▶ [INSTRUCTIONS TO FOLLOW]: Seek out every line containing the word "problem", and copy each.

▶ [DATA FOR THE TASK]:
------------------------------------

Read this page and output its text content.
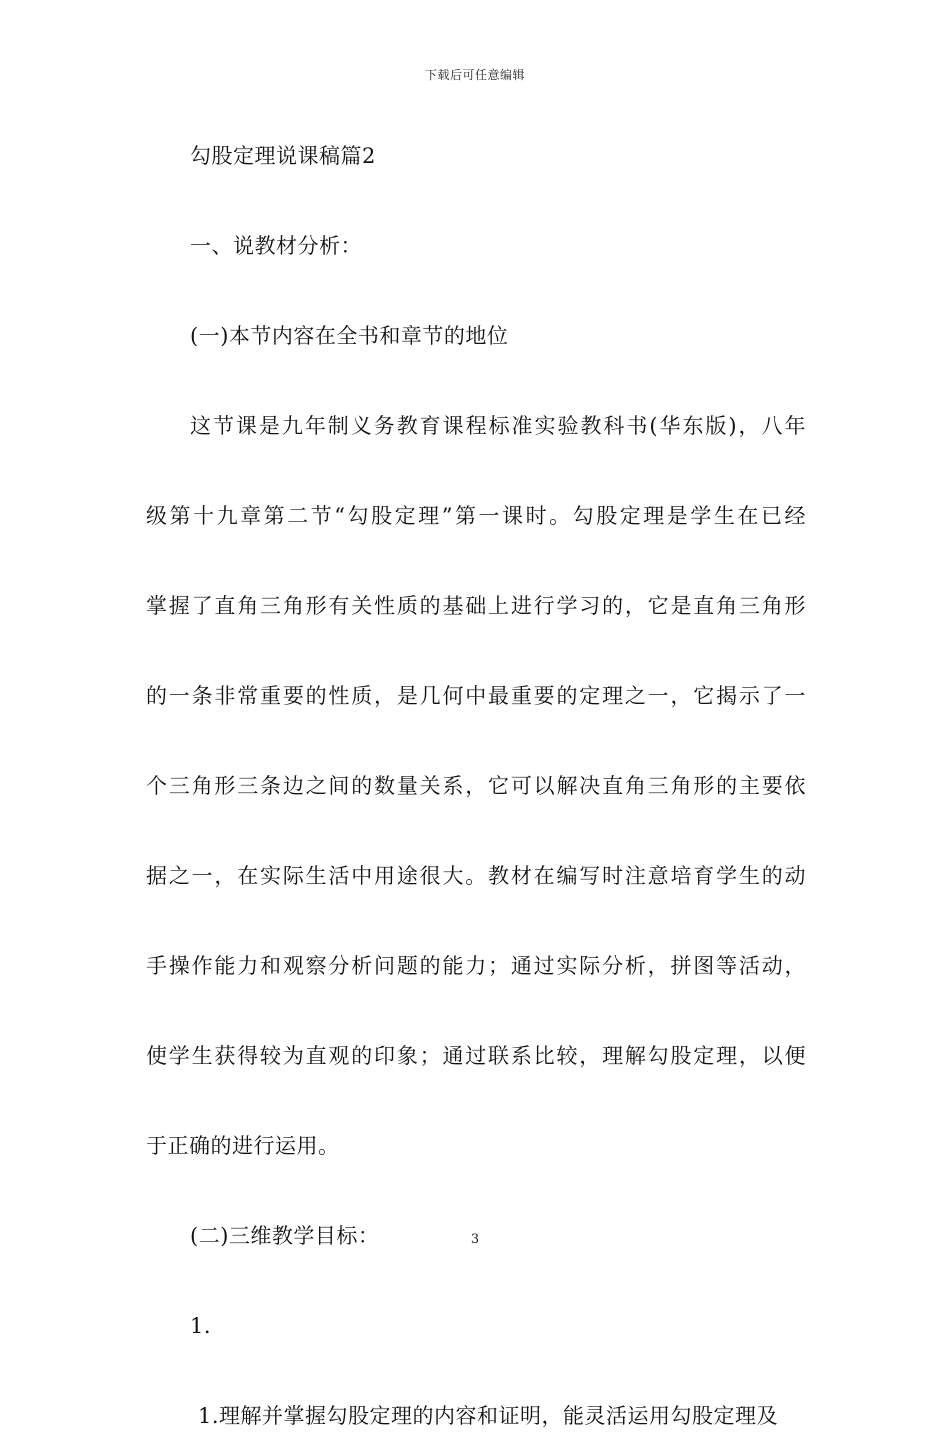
下载后可任意编辑
勾股定理说课稿篇2
一、说教材分析：
(一)本节内容在全书和章节的地位
这节课是九年制义务教育课程标准实验教科书(华东版)，八年
级第十九章第二节“勾股定理”第一课时。勾股定理是学生在已经
掌握了直角三角形有关性质的基础上进行学习的，它是直角三角形
的一条非常重要的性质，是几何中最重要的定理之一，它揭示了一
个三角形三条边之间的数量关系，它可以解决直角三角形的主要依
据之一，在实际生活中用途很大。教材在编写时注意培育学生的动
手操作能力和观察分析问题的能力；通过实际分析，拼图等活动，
使学生获得较为直观的印象；通过联系比较，理解勾股定理，以便
于正确的进行运用。
(二)三维教学目标：
1.
1.理解并掌握勾股定理的内容和证明，能灵活运用勾股定理及
3
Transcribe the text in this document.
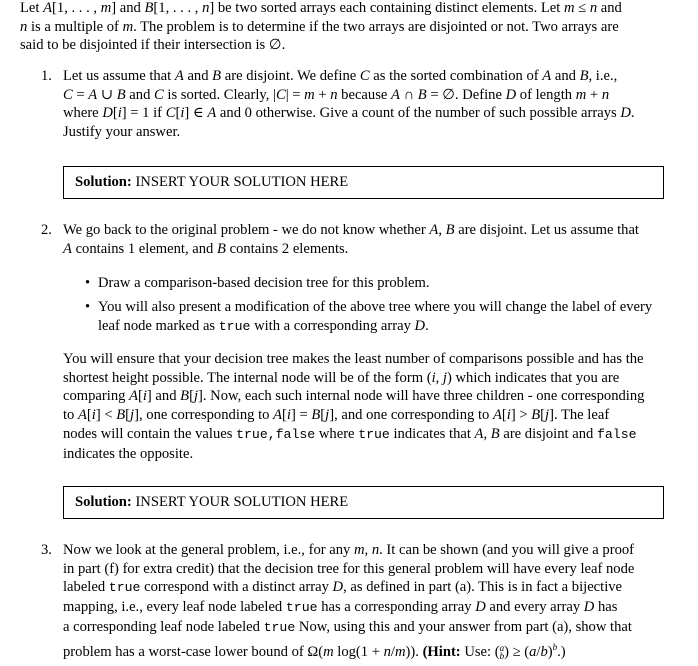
Let A[1, . . . , m] and B[1, . . . , n] be two sorted arrays each containing distinct elements. Let m ≤ n and
n is a multiple of m. The problem is to determine if the two arrays are disjointed or not. Two arrays are
said to be disjointed if their intersection is ∅.
1. Let us assume that A and B are disjoint. We define C as the sorted combination of A and B, i.e.,
C = A ∪ B and C is sorted. Clearly, |C| = m + n because A ∩ B = ∅. Define D of length m + n
where D[i] = 1 if C[i] ∈ A and 0 otherwise. Give a count of the number of such possible arrays D.
Justify your answer.
Solution: INSERT YOUR SOLUTION HERE
2. We go back to the original problem - we do not know whether A, B are disjoint. Let us assume that
A contains 1 element, and B contains 2 elements.
• Draw a comparison-based decision tree for this problem.
• You will also present a modification of the above tree where you will change the label of every
leaf node marked as true with a corresponding array D.
You will ensure that your decision tree makes the least number of comparisons possible and has the
shortest height possible. The internal node will be of the form (i, j) which indicates that you are
comparing A[i] and B[j]. Now, each such internal node will have three children - one corresponding
to A[i] < B[j], one corresponding to A[i] = B[j], and one corresponding to A[i] > B[j]. The leaf
nodes will contain the values true,false where true indicates that A, B are disjoint and false
indicates the opposite.
Solution: INSERT YOUR SOLUTION HERE
3. Now we look at the general problem, i.e., for any m, n. It can be shown (and you will give a proof
in part (f) for extra credit) that the decision tree for this general problem will have every leaf node
labeled true correspond with a distinct array D, as defined in part (a). This is in fact a bijective
mapping, i.e., every leaf node labeled true has a corresponding array D and every array D has
a corresponding leaf node labeled true Now, using this and your answer from part (a), show that
problem has a worst-case lower bound of Ω(m log(1 + n/m)). (Hint: Use: (a
$b) \ge (a/b)^b$.)
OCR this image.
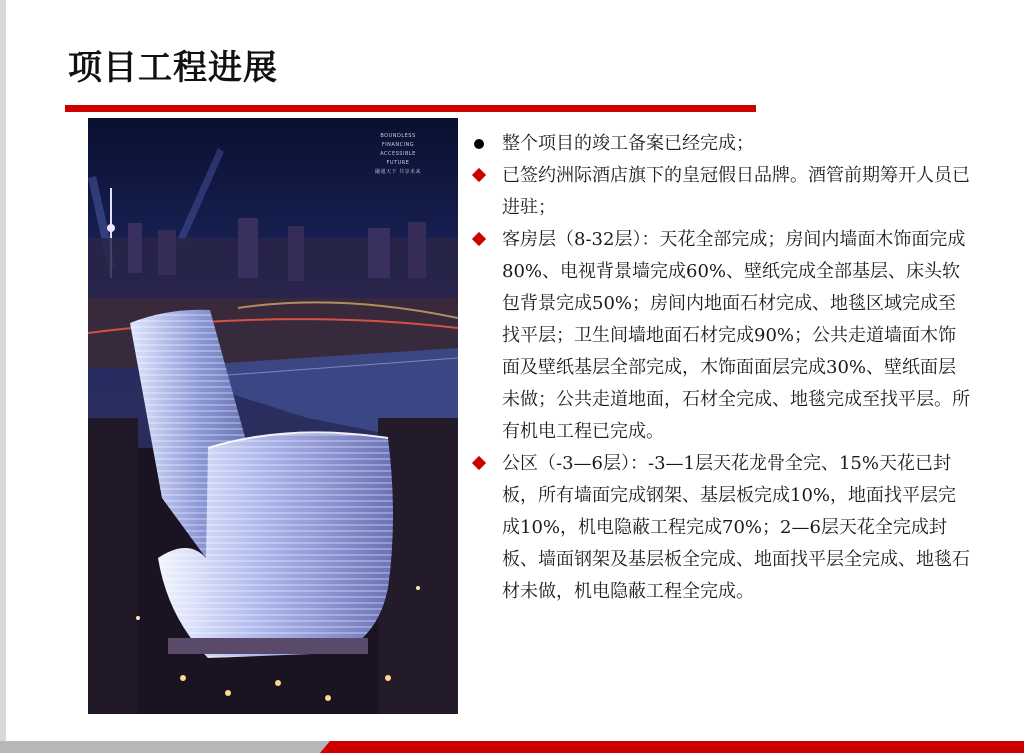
项目工程进展
BOUNDLESS
FINANCING
ACCESSIBLE
FUTURE
融通天下 共享未来
整个项目的竣工备案已经完成；
已签约洲际酒店旗下的皇冠假日品牌。酒管前期筹开人员已进驻；
客房层（8-32层）：天花全部完成；房间内墙面木饰面完成80%、电视背景墙完成60%、壁纸完成全部基层、床头软包背景完成50%；房间内地面石材完成、地毯区域完成至找平层；卫生间墙地面石材完成90%；公共走道墙面木饰面及壁纸基层全部完成，木饰面面层完成30%、壁纸面层未做；公共走道地面，石材全完成、地毯完成至找平层。所有机电工程已完成。
公区（-3—6层）：-3—1层天花龙骨全完、15%天花已封板，所有墙面完成钢架、基层板完成10%，地面找平层完成10%，机电隐蔽工程完成70%；2—6层天花全完成封板、墙面钢架及基层板全完成、地面找平层全完成、地毯石材未做，机电隐蔽工程全完成。
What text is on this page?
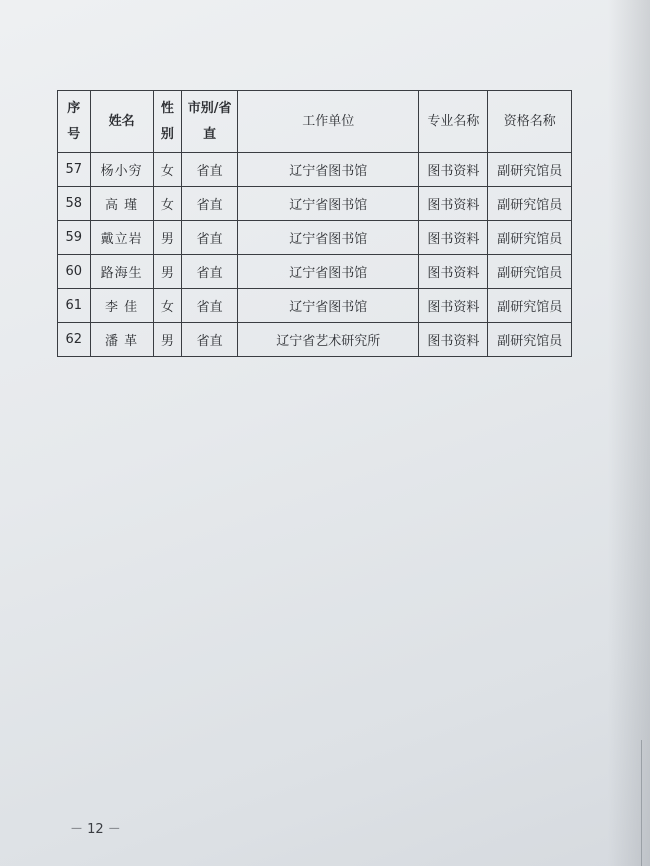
序号	姓名	性别	市别/省直	工作单位	专业名称	资格名称
57	杨小穷	女	省直	辽宁省图书馆	图书资料	副研究馆员
58	高 瑾	女	省直	辽宁省图书馆	图书资料	副研究馆员
59	戴立岩	男	省直	辽宁省图书馆	图书资料	副研究馆员
60	路海生	男	省直	辽宁省图书馆	图书资料	副研究馆员
61	李 佳	女	省直	辽宁省图书馆	图书资料	副研究馆员
62	潘 革	男	省直	辽宁省艺术研究所	图书资料	副研究馆员
－ 12 －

------------------------------------

▶ [RESPONSE TO THE TASK]:
n is a multiple of m. The problem is to determine if the two arrays are disjointed or not. Two arrays are
2. We go back to the original problem - we do not know whether A, B are disjoint. Let us assume that
• Draw a comparison-based decision tree for this problem.
3. Now we look at the general problem, i.e., for any m, n. It can be shown (and you will give a proof
in part (f) for extra credit) that the decision tree for this general problem will have every leaf node
problem has a worst-case lower bound of Ω(m log(1 + n/m)). (Hint: Use: (a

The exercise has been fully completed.